• Exercise directions
Examine the entries and show every line in which the word "screenshot" is found.

(Figure content listings)
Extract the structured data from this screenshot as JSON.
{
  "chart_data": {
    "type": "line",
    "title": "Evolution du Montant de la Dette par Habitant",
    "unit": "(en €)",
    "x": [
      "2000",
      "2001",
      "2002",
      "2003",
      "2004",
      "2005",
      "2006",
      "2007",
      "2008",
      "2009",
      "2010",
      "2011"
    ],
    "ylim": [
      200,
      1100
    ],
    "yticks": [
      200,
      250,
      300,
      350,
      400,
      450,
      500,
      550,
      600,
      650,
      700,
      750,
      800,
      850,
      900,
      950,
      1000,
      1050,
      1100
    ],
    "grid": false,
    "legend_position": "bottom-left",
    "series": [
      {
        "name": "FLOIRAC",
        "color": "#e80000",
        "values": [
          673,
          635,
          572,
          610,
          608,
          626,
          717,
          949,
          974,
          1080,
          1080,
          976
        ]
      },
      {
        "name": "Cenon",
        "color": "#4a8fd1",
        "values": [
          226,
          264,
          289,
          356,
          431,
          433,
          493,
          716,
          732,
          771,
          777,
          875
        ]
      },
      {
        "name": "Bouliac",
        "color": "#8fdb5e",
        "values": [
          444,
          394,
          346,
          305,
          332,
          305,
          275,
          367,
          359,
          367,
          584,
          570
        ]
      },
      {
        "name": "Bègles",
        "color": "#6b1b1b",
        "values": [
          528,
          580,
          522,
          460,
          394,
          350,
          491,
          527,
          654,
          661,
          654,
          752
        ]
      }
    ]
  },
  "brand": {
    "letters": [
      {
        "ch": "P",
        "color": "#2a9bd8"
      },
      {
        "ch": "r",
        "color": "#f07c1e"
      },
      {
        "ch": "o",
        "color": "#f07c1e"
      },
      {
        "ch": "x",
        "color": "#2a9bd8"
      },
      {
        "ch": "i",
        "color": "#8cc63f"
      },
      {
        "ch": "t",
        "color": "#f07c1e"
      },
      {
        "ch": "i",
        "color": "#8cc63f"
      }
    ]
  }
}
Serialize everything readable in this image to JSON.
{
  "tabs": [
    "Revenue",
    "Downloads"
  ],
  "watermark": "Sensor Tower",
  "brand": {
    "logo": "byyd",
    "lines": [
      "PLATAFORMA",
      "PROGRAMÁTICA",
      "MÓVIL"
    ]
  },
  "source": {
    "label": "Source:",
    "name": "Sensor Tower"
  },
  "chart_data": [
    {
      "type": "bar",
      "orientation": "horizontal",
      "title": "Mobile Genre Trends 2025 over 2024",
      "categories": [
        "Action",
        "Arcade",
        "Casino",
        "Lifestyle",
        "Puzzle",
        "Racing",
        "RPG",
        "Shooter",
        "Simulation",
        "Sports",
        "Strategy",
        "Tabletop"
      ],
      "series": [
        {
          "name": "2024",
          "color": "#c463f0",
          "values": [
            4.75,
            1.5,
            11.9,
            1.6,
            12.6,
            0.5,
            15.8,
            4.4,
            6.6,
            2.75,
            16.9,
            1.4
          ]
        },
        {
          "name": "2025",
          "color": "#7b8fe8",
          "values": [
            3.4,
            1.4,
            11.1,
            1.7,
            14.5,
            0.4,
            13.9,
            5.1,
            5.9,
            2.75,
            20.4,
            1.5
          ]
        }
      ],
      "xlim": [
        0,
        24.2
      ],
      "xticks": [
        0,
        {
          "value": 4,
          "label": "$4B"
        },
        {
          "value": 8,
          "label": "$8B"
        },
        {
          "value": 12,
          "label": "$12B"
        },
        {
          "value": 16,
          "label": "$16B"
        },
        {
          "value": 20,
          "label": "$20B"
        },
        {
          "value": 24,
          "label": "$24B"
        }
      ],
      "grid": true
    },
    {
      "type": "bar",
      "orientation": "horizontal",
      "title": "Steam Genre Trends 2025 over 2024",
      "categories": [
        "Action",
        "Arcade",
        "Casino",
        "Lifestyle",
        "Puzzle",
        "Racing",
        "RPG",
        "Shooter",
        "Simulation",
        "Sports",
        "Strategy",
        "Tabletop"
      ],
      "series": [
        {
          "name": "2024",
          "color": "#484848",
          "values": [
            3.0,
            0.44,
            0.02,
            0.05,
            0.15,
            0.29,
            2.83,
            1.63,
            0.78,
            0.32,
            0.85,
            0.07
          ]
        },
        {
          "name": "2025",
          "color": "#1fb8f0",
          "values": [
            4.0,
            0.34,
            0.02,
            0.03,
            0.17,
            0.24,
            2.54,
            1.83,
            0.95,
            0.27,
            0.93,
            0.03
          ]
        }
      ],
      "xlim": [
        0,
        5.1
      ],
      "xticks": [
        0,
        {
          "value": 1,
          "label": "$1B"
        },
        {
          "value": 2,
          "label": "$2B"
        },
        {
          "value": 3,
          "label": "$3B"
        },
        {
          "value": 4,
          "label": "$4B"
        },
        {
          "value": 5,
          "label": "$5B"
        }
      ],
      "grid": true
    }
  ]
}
==
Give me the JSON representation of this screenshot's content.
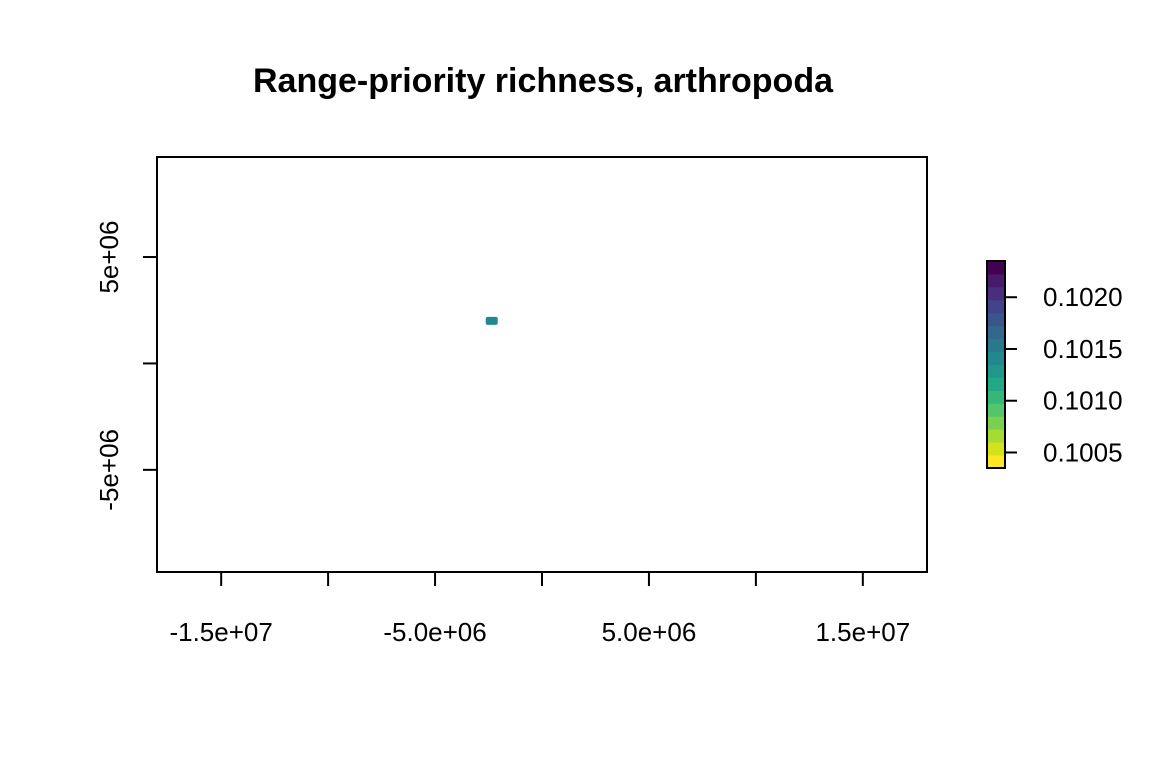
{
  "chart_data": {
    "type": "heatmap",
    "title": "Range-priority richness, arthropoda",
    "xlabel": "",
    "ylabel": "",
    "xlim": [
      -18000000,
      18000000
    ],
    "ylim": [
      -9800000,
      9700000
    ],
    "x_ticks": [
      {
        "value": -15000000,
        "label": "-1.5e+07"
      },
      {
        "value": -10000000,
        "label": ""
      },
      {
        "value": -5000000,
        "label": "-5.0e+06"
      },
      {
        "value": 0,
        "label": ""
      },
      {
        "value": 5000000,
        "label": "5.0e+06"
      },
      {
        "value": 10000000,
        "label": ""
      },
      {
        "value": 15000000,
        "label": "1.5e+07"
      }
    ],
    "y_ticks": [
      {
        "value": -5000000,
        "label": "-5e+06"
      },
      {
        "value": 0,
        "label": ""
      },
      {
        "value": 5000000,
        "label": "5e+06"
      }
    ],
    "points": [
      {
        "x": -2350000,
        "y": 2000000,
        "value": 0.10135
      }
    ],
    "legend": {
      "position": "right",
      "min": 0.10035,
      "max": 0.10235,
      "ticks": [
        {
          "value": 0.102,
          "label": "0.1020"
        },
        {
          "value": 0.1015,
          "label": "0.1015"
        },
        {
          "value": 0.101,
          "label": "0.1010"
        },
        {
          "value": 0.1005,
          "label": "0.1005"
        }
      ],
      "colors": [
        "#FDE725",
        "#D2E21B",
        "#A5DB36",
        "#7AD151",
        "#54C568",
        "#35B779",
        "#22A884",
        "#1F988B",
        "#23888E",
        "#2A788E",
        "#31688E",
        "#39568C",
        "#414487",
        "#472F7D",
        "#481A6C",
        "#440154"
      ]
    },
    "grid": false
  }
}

• In response
Extract the structured data from this screenshot as JSON.
Give me the JSON representation of this screenshot's content.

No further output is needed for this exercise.